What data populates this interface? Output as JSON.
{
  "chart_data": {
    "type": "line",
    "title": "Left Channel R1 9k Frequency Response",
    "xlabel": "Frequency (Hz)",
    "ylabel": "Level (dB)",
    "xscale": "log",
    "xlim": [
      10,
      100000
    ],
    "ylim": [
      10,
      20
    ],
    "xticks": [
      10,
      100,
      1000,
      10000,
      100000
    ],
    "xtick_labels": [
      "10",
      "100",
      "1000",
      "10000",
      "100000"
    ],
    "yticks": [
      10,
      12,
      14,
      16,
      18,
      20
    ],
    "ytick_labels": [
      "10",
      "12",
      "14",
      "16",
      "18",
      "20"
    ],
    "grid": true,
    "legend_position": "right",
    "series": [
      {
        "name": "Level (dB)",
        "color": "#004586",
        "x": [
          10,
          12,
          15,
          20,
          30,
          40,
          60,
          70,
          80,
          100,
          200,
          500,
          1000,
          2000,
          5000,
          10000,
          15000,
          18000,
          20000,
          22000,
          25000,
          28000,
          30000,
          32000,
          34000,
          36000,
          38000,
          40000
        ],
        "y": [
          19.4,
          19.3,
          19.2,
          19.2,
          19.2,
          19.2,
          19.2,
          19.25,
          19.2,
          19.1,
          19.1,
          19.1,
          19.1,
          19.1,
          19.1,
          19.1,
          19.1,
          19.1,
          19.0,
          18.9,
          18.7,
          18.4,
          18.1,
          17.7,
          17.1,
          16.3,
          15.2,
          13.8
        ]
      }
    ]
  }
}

## Exercise brief
Of the lines above, how many contain the string "Frequency"? Only the number is required.

## The result
2